--- Dati in ingresso ---

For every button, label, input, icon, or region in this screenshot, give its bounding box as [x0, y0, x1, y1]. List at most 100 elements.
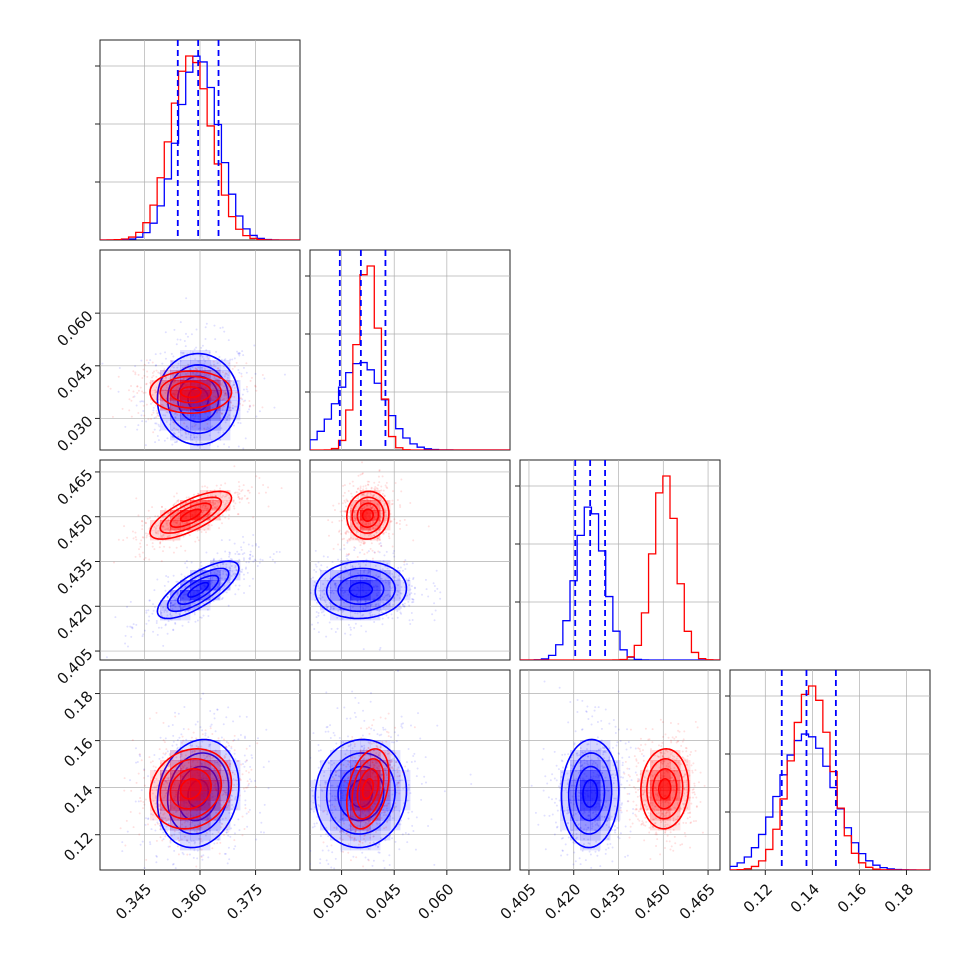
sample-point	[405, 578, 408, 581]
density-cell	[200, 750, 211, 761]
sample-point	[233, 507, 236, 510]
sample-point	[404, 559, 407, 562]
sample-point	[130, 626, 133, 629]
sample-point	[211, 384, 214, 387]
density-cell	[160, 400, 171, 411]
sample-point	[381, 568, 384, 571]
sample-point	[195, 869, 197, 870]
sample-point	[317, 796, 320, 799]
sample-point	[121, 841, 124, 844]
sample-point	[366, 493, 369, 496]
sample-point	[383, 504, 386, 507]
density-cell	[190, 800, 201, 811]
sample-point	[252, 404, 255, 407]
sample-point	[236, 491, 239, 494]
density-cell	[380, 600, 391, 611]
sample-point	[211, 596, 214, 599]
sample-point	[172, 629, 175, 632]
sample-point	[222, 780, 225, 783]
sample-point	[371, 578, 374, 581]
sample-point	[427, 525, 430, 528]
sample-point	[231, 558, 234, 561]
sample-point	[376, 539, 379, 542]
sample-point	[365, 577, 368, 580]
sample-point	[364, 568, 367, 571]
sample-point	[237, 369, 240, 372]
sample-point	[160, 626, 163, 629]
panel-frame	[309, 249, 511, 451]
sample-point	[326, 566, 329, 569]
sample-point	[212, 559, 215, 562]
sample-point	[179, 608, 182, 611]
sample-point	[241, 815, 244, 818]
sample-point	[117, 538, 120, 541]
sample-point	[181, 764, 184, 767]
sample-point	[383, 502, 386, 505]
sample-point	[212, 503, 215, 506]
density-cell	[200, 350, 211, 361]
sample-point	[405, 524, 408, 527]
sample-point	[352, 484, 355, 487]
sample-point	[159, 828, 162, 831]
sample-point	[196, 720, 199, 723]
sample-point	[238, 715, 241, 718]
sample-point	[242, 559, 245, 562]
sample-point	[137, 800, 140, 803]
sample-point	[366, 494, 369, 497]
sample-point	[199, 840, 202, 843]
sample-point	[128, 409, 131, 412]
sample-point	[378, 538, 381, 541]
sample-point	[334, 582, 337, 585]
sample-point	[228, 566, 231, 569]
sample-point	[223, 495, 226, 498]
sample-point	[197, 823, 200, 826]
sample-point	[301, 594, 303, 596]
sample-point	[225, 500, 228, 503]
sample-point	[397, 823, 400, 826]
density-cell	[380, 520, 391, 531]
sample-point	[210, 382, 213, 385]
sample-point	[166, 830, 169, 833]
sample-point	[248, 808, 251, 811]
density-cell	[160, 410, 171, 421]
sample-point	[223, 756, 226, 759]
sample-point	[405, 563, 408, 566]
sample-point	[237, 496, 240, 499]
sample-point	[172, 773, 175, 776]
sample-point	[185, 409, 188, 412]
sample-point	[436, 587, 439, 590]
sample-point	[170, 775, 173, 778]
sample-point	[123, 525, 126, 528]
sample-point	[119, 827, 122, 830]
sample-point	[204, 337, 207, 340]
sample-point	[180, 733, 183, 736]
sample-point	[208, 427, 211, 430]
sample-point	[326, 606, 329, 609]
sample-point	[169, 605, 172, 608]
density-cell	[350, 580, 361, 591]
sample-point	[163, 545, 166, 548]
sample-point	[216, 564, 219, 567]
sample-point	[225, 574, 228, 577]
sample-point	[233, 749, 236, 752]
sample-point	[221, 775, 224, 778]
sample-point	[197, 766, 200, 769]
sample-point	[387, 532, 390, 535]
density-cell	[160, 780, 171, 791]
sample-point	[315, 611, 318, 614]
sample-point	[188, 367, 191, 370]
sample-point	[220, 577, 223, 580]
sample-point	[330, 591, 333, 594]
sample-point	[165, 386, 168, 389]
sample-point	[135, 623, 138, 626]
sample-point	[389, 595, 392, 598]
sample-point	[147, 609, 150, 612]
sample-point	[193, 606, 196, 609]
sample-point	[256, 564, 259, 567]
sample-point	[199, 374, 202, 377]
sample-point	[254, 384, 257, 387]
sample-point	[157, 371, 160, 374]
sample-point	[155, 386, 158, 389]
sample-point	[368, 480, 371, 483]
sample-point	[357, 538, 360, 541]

--- Compito da svolgere ---
Inserisci in una tabella Markdown le righe dei record qui sopra comprese tra quella che contiene "578, 408, 581]" e quella che contiene "249, 511, 451]", entrambe incluse, tralasciando le righe vuote. Usa le colonne "Numero", per il numero progressivo, e "Riga del record", per il testo della riga.

--- Risultato dell'esercizio ---
| Numero | Riga del record |
|---|---|
| 1 | sample-point	[405, 578, 408, 581] |
| 2 | density-cell	[200, 750, 211, 761] |
| 3 | sample-point	[233, 507, 236, 510] |
| 4 | sample-point	[404, 559, 407, 562] |
| 5 | sample-point	[130, 626, 133, 629] |
| 6 | sample-point	[211, 384, 214, 387] |
| 7 | density-cell	[160, 400, 171, 411] |
| 8 | sample-point	[381, 568, 384, 571] |
| 9 | sample-point	[195, 869, 197, 870] |
| 10 | sample-point	[317, 796, 320, 799] |
| 11 | sample-point	[121, 841, 124, 844] |
| 12 | sample-point	[366, 493, 369, 496] |
| 13 | sample-point	[383, 504, 386, 507] |
| 14 | density-cell	[190, 800, 201, 811] |
| 15 | sample-point	[252, 404, 255, 407] |
| 16 | sample-point	[236, 491, 239, 494] |
| 17 | density-cell	[380, 600, 391, 611] |
| 18 | sample-point	[211, 596, 214, 599] |
| 19 | sample-point	[172, 629, 175, 632] |
| 20 | sample-point	[222, 780, 225, 783] |
| 21 | sample-point	[371, 578, 374, 581] |
| 22 | sample-point	[427, 525, 430, 528] |
| 23 | sample-point	[231, 558, 234, 561] |
| 24 | sample-point	[376, 539, 379, 542] |
| 25 | sample-point	[365, 577, 368, 580] |
| 26 | sample-point	[364, 568, 367, 571] |
| 27 | sample-point	[237, 369, 240, 372] |
| 28 | sample-point	[160, 626, 163, 629] |
| 29 | panel-frame	[309, 249, 511, 451] |